Rows from a figure dataset:
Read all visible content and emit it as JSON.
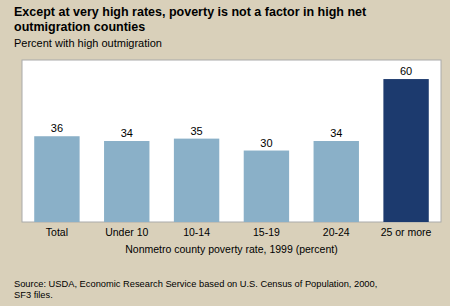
{
  "chart_data": {
    "type": "bar",
    "title": "Except at very high rates, poverty is not a factor in high net outmigration counties",
    "subtitle": "Percent with high outmigration",
    "x_label": "Nonmetro county poverty rate, 1999 (percent)",
    "source": "Source: USDA, Economic Research Service based on U.S. Census of Population, 2000,\nSF3 files.",
    "categories": [
      "Total",
      "Under 10",
      "10-14",
      "15-19",
      "20-24",
      "25 or more"
    ],
    "values": [
      36,
      34,
      35,
      30,
      34,
      60
    ],
    "colors": [
      "#8ab0c8",
      "#8ab0c8",
      "#8ab0c8",
      "#8ab0c8",
      "#8ab0c8",
      "#1c3a6e"
    ],
    "ylim": [
      0,
      68
    ],
    "data_labels": true,
    "tick_labels": "x",
    "grid": false
  }
}
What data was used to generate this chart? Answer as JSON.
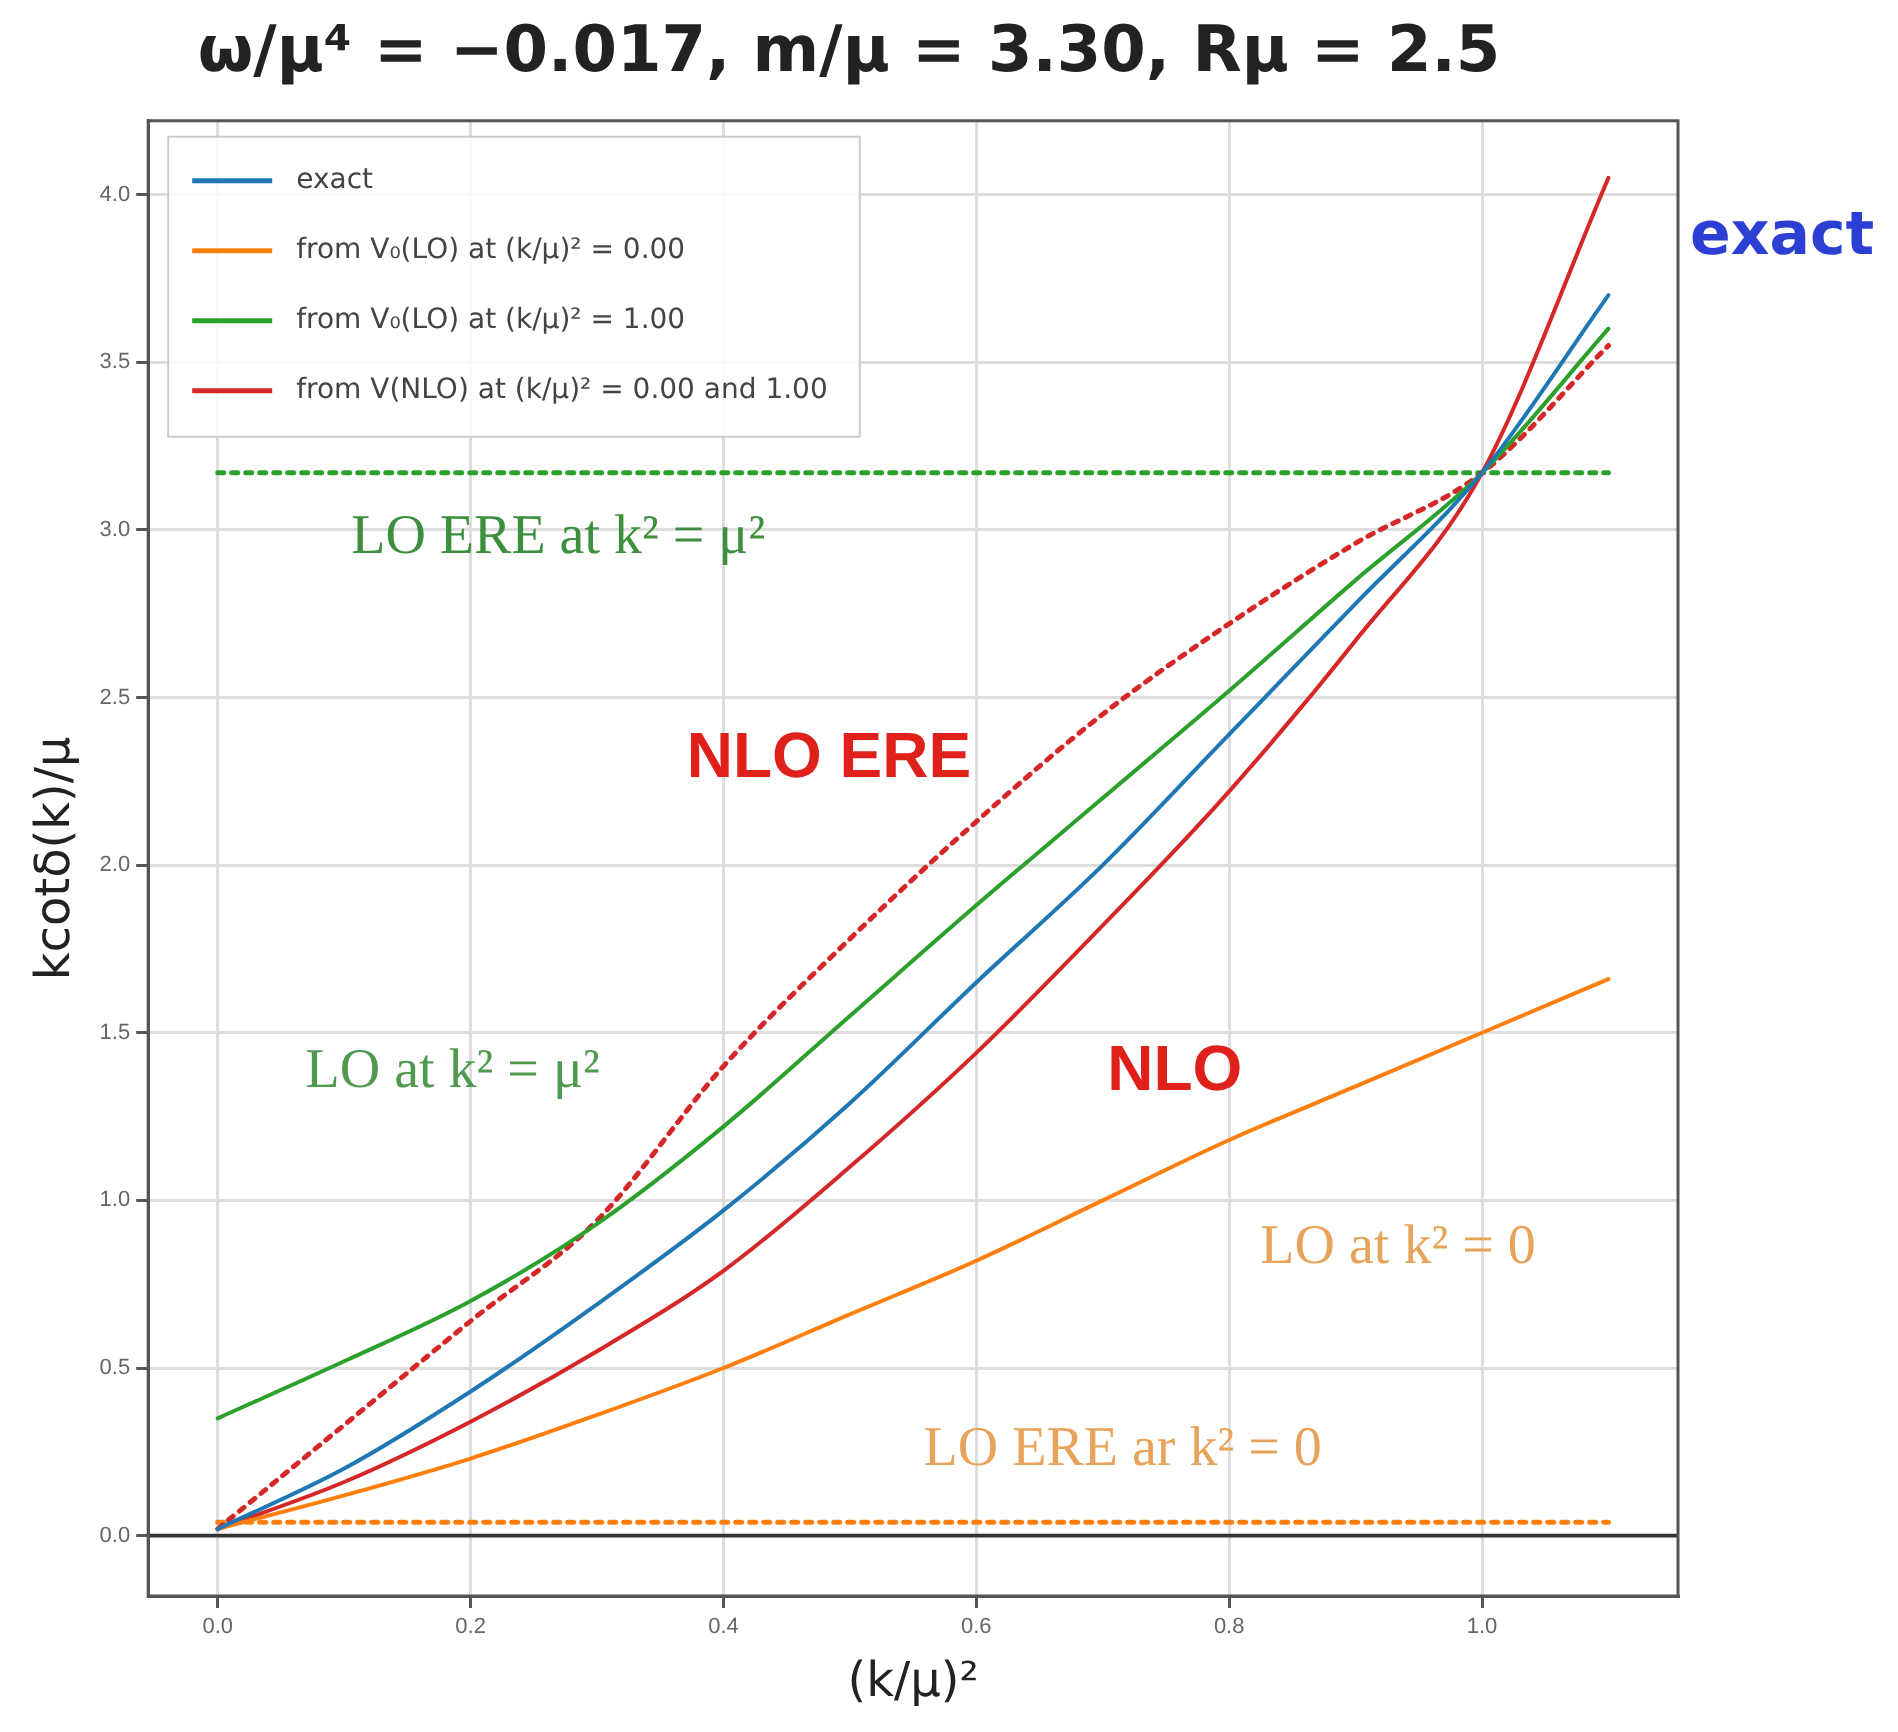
{
  "chart_data": {
    "type": "line",
    "title": "ω/μ⁴ = −0.017, m/μ = 3.30, Rμ = 2.5",
    "xlabel": "(k/μ)²",
    "ylabel": "kcotδ(k)/μ",
    "x": [
      0,
      0.1,
      0.2,
      0.3,
      0.4,
      0.5,
      0.6,
      0.7,
      0.8,
      0.9,
      1.0,
      1.1
    ],
    "series": [
      {
        "name": "exact",
        "color": "#1f77b4",
        "values": [
          0.02,
          0.2,
          0.43,
          0.69,
          0.97,
          1.29,
          1.65,
          2.0,
          2.39,
          2.78,
          3.17,
          3.7
        ]
      },
      {
        "name": "from V₀(LO) at (k/μ)² = 0.00",
        "color": "#ff7f0e",
        "values": [
          0.02,
          0.12,
          0.23,
          0.36,
          0.5,
          0.66,
          0.82,
          1.0,
          1.18,
          1.34,
          1.5,
          1.66
        ]
      },
      {
        "name": "from V₀(LO) at (k/μ)² = 1.00",
        "color": "#2ca02c",
        "values": [
          0.35,
          0.52,
          0.7,
          0.93,
          1.22,
          1.55,
          1.88,
          2.2,
          2.52,
          2.85,
          3.17,
          3.6
        ]
      },
      {
        "name": "from V(NLO) at (k/μ)² = 0.00 and 1.00",
        "color": "#d62728",
        "values": [
          0.02,
          0.16,
          0.34,
          0.55,
          0.79,
          1.1,
          1.44,
          1.82,
          2.22,
          2.67,
          3.17,
          4.05
        ]
      },
      {
        "color": "#d62728",
        "line_style": "dotted",
        "values": [
          0.02,
          0.33,
          0.64,
          0.94,
          1.4,
          1.78,
          2.13,
          2.45,
          2.72,
          2.96,
          3.17,
          3.55
        ]
      },
      {
        "color": "#2ca02c",
        "line_style": "dotted",
        "values": [
          3.17,
          3.17,
          3.17,
          3.17,
          3.17,
          3.17,
          3.17,
          3.17,
          3.17,
          3.17,
          3.17,
          3.17
        ]
      },
      {
        "color": "#ff7f0e",
        "line_style": "dotted",
        "values": [
          0.04,
          0.04,
          0.04,
          0.04,
          0.04,
          0.04,
          0.04,
          0.04,
          0.04,
          0.04,
          0.04,
          0.04
        ]
      }
    ],
    "xlim": [
      -0.055,
      1.155
    ],
    "xticks": [
      {
        "value": 0,
        "label": "0.0"
      },
      {
        "value": 0.2,
        "label": "0.2"
      },
      {
        "value": 0.4,
        "label": "0.4"
      },
      {
        "value": 0.6,
        "label": "0.6"
      },
      {
        "value": 0.8,
        "label": "0.8"
      },
      {
        "value": 1.0,
        "label": "1.0"
      }
    ],
    "ylim": [
      -0.18,
      4.22
    ],
    "yticks": [
      {
        "value": 0,
        "label": "0.0"
      },
      {
        "value": 0.5,
        "label": "0.5"
      },
      {
        "value": 1.0,
        "label": "1.0"
      },
      {
        "value": 1.5,
        "label": "1.5"
      },
      {
        "value": 2.0,
        "label": "2.0"
      },
      {
        "value": 2.5,
        "label": "2.5"
      },
      {
        "value": 3.0,
        "label": "3.0"
      },
      {
        "value": 3.5,
        "label": "3.5"
      },
      {
        "value": 4.0,
        "label": "4.0"
      }
    ],
    "ref_lines": [
      {
        "axis": "y",
        "value": 0,
        "color": "#333333"
      }
    ],
    "annotations": [
      "exact",
      "LO ERE at k² = μ²",
      "NLO ERE",
      "LO at k² = μ²",
      "NLO",
      "LO at k² = 0",
      "LO ERE ar k² = 0"
    ],
    "grid": true,
    "legend": "top left",
    "line_style": "solid",
    "marker": "none"
  }
}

__BRIEF__
Your task is to return the entries above exactly, with no pictures.

__WRITTEN REPLY__
Read all visible content and emit it as JSON.
{
  "chart_data": {
    "type": "bar",
    "title": "Except at very high rates, poverty is not a factor in high net outmigration counties",
    "subtitle": "Percent with high outmigration",
    "x_label": "Nonmetro county poverty rate, 1999 (percent)",
    "source": "Source: USDA, Economic Research Service based on U.S. Census of Population, 2000,\nSF3 files.",
    "categories": [
      "Total",
      "Under 10",
      "10-14",
      "15-19",
      "20-24",
      "25 or more"
    ],
    "values": [
      36,
      34,
      35,
      30,
      34,
      60
    ],
    "colors": [
      "#8ab0c8",
      "#8ab0c8",
      "#8ab0c8",
      "#8ab0c8",
      "#8ab0c8",
      "#1c3a6e"
    ],
    "ylim": [
      0,
      68
    ],
    "data_labels": true,
    "tick_labels": "x",
    "grid": false
  }
}
What data was used to generate this chart? Answer as JSON.
{
  "chart_data": {
    "type": "line",
    "title": "ω/μ⁴ = −0.017, m/μ = 3.30, Rμ = 2.5",
    "xlabel": "(k/μ)²",
    "ylabel": "kcotδ(k)/μ",
    "x": [
      0,
      0.1,
      0.2,
      0.3,
      0.4,
      0.5,
      0.6,
      0.7,
      0.8,
      0.9,
      1.0,
      1.1
    ],
    "series": [
      {
        "name": "exact",
        "color": "#1f77b4",
        "values": [
          0.02,
          0.2,
          0.43,
          0.69,
          0.97,
          1.29,
          1.65,
          2.0,
          2.39,
          2.78,
          3.17,
          3.7
        ]
      },
      {
        "name": "from V₀(LO) at (k/μ)² = 0.00",
        "color": "#ff7f0e",
        "values": [
          0.02,
          0.12,
          0.23,
          0.36,
          0.5,
          0.66,
          0.82,
          1.0,
          1.18,
          1.34,
          1.5,
          1.66
        ]
      },
      {
        "name": "from V₀(LO) at (k/μ)² = 1.00",
        "color": "#2ca02c",
        "values": [
          0.35,
          0.52,
          0.7,
          0.93,
          1.22,
          1.55,
          1.88,
          2.2,
          2.52,
          2.85,
          3.17,
          3.6
        ]
      },
      {
        "name": "from V(NLO) at (k/μ)² = 0.00 and 1.00",
        "color": "#d62728",
        "values": [
          0.02,
          0.16,
          0.34,
          0.55,
          0.79,
          1.1,
          1.44,
          1.82,
          2.22,
          2.67,
          3.17,
          4.05
        ]
      },
      {
        "color": "#d62728",
        "line_style": "dotted",
        "values": [
          0.02,
          0.33,
          0.64,
          0.94,
          1.4,
          1.78,
          2.13,
          2.45,
          2.72,
          2.96,
          3.17,
          3.55
        ]
      },
      {
        "color": "#2ca02c",
        "line_style": "dotted",
        "values": [
          3.17,
          3.17,
          3.17,
          3.17,
          3.17,
          3.17,
          3.17,
          3.17,
          3.17,
          3.17,
          3.17,
          3.17
        ]
      },
      {
        "color": "#ff7f0e",
        "line_style": "dotted",
        "values": [
          0.04,
          0.04,
          0.04,
          0.04,
          0.04,
          0.04,
          0.04,
          0.04,
          0.04,
          0.04,
          0.04,
          0.04
        ]
      }
    ],
    "xlim": [
      -0.055,
      1.155
    ],
    "xticks": [
      {
        "value": 0,
        "label": "0.0"
      },
      {
        "value": 0.2,
        "label": "0.2"
      },
      {
        "value": 0.4,
        "label": "0.4"
      },
      {
        "value": 0.6,
        "label": "0.6"
      },
      {
        "value": 0.8,
        "label": "0.8"
      },
      {
        "value": 1.0,
        "label": "1.0"
      }
    ],
    "ylim": [
      -0.18,
      4.22
    ],
    "yticks": [
      {
        "value": 0,
        "label": "0.0"
      },
      {
        "value": 0.5,
        "label": "0.5"
      },
      {
        "value": 1.0,
        "label": "1.0"
      },
      {
        "value": 1.5,
        "label": "1.5"
      },
      {
        "value": 2.0,
        "label": "2.0"
      },
      {
        "value": 2.5,
        "label": "2.5"
      },
      {
        "value": 3.0,
        "label": "3.0"
      },
      {
        "value": 3.5,
        "label": "3.5"
      },
      {
        "value": 4.0,
        "label": "4.0"
      }
    ],
    "ref_lines": [
      {
        "axis": "y",
        "value": 0,
        "color": "#333333"
      }
    ],
    "annotations": [
      "exact",
      "LO ERE at k² = μ²",
      "NLO ERE",
      "LO at k² = μ²",
      "NLO",
      "LO at k² = 0",
      "LO ERE ar k² = 0"
    ],
    "grid": true,
    "legend": "top left",
    "line_style": "solid",
    "marker": "none"
  }
}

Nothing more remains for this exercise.